Material to process:
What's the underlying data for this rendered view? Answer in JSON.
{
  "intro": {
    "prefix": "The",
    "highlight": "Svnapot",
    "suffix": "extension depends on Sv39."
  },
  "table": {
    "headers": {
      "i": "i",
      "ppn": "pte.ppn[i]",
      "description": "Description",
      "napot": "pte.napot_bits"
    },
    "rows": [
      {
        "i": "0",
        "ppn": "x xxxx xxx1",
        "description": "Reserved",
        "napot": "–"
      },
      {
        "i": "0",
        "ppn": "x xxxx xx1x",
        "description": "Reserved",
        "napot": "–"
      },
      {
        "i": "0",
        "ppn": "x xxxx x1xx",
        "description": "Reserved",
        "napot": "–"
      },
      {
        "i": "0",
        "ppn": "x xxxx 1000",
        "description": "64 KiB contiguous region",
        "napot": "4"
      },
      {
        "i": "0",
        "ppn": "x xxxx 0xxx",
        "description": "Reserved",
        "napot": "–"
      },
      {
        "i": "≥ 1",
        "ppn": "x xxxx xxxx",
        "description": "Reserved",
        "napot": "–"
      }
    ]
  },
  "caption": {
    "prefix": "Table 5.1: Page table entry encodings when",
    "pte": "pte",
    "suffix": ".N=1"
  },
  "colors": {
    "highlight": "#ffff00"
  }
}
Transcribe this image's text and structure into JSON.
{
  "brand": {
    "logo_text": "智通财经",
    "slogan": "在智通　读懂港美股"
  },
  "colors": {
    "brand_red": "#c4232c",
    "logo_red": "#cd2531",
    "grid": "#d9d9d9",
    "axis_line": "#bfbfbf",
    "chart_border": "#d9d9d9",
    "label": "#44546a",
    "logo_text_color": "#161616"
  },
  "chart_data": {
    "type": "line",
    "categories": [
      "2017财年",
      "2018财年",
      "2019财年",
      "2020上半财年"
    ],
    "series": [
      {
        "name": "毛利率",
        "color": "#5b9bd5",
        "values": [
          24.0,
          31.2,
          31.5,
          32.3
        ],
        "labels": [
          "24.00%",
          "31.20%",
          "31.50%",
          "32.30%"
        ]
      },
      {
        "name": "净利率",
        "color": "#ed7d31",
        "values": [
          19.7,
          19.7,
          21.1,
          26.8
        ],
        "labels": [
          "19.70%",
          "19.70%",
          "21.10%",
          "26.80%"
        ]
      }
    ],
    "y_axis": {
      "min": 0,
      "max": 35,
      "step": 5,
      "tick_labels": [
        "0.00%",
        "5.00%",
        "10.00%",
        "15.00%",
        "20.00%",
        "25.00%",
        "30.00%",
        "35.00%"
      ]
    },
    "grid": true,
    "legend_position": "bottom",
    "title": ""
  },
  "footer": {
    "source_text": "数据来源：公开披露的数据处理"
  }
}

Exercise prompt:
Check each line of the entries above for the word "this". List the ones that have it.

Expected answer:
What's the underlying data for this rendered view? Answer in JSON.
Transcribe this image's text and structure into JSON.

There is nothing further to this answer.